TASK:
Pick out the lines in the listing below that contain the word "JSON" and copy them.

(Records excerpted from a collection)
..........

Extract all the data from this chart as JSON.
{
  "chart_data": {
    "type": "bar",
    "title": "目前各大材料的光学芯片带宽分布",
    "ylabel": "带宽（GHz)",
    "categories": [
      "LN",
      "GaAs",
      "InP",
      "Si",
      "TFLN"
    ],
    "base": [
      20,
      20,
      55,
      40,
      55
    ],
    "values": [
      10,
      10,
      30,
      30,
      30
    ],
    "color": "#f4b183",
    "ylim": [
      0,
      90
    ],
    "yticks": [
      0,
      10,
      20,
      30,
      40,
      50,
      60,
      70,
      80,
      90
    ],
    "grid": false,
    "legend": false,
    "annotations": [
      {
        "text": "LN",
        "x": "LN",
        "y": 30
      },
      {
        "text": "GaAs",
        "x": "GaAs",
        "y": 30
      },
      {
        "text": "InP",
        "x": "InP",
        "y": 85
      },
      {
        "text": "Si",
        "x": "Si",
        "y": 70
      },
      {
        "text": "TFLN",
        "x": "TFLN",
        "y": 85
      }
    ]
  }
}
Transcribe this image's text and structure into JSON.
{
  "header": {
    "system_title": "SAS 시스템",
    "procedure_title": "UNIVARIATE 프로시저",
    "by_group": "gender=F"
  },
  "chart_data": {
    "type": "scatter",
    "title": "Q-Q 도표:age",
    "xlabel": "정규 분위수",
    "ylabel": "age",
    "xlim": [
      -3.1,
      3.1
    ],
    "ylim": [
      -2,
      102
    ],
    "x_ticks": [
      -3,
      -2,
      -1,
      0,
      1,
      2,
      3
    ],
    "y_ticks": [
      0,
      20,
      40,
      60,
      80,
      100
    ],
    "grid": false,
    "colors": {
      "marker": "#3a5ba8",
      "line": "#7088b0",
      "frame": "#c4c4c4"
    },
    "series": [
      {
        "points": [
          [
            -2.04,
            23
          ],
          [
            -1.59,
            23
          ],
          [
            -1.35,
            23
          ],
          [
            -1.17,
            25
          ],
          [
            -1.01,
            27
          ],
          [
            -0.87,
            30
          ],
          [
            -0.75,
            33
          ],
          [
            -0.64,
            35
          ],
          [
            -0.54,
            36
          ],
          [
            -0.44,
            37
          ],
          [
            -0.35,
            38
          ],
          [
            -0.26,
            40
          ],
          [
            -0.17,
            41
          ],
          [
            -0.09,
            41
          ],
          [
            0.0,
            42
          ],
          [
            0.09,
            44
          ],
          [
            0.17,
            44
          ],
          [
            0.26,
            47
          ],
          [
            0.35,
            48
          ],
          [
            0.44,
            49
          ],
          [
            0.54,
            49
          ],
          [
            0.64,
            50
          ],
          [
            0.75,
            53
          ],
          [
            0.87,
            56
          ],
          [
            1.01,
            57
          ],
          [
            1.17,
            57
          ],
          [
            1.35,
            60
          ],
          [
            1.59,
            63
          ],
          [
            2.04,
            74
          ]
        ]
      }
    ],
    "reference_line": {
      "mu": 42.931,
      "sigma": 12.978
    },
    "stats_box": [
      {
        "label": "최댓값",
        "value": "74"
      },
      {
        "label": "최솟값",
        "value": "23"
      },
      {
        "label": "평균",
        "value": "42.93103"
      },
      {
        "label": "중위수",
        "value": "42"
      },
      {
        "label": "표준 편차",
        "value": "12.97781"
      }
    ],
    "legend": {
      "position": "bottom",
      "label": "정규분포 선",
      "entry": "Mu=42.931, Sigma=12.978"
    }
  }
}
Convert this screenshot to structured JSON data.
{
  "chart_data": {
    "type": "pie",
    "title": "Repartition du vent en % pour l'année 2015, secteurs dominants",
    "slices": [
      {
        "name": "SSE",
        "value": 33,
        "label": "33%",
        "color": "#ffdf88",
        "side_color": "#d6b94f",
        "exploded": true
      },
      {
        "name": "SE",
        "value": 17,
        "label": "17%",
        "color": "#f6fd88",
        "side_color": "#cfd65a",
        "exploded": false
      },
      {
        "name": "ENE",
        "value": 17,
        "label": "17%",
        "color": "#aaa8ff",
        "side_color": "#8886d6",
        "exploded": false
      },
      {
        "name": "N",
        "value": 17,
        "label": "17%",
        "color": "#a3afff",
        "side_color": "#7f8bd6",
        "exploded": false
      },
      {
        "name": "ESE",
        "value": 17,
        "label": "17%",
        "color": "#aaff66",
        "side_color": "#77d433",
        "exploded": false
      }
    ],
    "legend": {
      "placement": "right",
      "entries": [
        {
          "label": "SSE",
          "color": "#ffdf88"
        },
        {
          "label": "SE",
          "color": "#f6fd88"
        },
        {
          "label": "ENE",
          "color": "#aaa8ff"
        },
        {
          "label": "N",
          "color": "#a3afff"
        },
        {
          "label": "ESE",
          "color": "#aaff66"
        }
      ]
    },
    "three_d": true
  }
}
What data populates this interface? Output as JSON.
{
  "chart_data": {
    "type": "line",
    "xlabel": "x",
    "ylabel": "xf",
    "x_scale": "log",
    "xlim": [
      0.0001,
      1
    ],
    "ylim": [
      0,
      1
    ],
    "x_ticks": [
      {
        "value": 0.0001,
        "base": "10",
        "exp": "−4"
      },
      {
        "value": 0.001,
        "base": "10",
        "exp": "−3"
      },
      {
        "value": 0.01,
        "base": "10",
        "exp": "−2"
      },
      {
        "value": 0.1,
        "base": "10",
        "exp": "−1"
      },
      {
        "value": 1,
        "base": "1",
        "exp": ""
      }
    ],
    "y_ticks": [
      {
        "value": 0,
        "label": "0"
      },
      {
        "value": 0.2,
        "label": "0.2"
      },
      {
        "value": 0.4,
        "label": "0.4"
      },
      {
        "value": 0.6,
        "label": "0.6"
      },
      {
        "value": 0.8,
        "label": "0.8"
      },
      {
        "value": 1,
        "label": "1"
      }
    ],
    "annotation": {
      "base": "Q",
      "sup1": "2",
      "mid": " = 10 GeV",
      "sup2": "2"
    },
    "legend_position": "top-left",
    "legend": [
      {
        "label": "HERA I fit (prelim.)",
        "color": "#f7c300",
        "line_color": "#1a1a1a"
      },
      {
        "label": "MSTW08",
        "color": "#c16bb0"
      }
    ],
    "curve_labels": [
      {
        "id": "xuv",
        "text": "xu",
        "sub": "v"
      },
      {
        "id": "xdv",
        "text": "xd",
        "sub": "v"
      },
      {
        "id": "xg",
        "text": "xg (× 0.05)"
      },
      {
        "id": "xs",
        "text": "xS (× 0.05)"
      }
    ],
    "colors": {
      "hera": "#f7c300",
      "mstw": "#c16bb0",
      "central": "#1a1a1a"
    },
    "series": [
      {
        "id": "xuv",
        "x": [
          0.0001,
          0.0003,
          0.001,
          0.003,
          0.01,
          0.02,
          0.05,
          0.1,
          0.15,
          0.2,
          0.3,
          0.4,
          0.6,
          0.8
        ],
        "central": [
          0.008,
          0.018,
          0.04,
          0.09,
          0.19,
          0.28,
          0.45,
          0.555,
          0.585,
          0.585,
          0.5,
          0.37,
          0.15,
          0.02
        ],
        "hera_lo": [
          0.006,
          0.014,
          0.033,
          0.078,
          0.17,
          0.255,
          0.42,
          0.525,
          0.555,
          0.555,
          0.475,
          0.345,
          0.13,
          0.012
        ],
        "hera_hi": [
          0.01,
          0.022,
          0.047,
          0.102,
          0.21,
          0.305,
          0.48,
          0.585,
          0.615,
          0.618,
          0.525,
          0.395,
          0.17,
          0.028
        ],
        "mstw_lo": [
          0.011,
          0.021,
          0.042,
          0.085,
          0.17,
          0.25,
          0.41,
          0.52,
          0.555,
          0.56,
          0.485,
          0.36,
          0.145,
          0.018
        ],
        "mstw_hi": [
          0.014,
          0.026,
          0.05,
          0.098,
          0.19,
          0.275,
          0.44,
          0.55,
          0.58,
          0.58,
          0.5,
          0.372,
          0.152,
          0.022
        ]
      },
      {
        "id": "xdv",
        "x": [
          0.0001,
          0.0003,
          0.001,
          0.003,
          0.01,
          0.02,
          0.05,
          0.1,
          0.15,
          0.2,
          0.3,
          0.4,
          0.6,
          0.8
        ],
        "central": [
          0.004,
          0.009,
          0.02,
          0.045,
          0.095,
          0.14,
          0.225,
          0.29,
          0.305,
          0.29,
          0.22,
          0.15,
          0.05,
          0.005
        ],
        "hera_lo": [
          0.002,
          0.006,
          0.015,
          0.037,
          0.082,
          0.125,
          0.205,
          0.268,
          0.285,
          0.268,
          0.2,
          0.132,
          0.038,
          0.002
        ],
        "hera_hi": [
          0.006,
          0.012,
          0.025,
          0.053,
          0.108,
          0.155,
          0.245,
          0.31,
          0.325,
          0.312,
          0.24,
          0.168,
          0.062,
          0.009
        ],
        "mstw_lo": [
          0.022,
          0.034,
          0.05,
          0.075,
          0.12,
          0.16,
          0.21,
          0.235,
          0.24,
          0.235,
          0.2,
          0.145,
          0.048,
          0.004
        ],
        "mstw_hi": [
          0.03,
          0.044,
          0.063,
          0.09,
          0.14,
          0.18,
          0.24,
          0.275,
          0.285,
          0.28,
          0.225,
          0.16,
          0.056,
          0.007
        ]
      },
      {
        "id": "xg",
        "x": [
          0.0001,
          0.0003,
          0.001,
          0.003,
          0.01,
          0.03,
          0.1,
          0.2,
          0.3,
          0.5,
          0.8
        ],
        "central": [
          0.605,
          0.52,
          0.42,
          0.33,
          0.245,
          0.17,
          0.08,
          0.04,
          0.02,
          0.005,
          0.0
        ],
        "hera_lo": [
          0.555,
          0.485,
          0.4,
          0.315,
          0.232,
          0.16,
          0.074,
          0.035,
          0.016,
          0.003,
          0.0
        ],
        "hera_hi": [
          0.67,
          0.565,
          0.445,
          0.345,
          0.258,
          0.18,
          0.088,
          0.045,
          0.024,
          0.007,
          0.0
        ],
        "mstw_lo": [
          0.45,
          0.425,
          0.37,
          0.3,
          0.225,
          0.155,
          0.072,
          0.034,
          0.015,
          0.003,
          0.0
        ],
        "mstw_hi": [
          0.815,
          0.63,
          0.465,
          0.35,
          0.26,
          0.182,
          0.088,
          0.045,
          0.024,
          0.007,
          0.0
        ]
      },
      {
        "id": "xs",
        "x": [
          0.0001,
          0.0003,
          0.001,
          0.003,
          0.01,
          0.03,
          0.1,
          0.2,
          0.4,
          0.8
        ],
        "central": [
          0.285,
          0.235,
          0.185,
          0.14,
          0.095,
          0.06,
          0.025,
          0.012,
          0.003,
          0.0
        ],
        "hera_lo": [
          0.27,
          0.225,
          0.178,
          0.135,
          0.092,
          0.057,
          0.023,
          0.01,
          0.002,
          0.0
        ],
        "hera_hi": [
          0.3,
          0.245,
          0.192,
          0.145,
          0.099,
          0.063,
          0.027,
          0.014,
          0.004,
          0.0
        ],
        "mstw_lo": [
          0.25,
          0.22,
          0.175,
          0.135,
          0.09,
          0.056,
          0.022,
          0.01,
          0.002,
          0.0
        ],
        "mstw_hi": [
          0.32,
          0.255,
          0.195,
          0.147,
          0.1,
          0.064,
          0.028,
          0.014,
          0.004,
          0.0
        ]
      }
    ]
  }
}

..........

SOLUTION FOR THIS PROBLEM:
Extract all the data from this chart as JSON.
Transcribe this image's text and structure into JSON.
Convert this screenshot to structured JSON data.
What data populates this interface? Output as JSON.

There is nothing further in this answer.